* _What this task involves_
Pick every line with "title" from the material below.

* _Records for the exercise_
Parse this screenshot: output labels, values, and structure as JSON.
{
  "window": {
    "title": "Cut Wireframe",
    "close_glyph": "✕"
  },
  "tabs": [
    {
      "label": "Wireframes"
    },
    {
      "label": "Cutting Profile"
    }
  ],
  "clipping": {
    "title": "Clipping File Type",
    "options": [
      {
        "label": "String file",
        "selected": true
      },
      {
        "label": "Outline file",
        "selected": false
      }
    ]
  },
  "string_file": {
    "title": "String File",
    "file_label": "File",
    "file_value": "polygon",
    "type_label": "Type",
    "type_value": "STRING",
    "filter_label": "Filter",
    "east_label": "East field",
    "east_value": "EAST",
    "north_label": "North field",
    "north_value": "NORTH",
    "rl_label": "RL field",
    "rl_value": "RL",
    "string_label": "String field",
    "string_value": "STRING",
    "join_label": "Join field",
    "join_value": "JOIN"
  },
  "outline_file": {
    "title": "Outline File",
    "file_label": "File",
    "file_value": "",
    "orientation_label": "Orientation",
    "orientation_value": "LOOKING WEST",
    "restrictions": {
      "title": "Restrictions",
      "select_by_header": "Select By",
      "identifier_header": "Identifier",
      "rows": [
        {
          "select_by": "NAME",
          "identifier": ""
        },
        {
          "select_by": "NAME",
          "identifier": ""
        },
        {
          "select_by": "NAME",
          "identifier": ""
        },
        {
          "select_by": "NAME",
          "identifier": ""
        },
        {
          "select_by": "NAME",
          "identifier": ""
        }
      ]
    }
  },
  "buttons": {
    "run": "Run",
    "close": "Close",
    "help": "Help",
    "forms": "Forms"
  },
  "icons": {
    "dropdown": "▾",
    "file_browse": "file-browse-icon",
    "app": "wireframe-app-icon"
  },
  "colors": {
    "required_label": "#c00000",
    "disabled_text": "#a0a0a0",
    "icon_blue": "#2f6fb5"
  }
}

* _Written solution_
    "title": "Cut Wireframe",
    "title": "Clipping File Type",
    "title": "String File",
    "title": "Outline File",
      "title": "Restrictions",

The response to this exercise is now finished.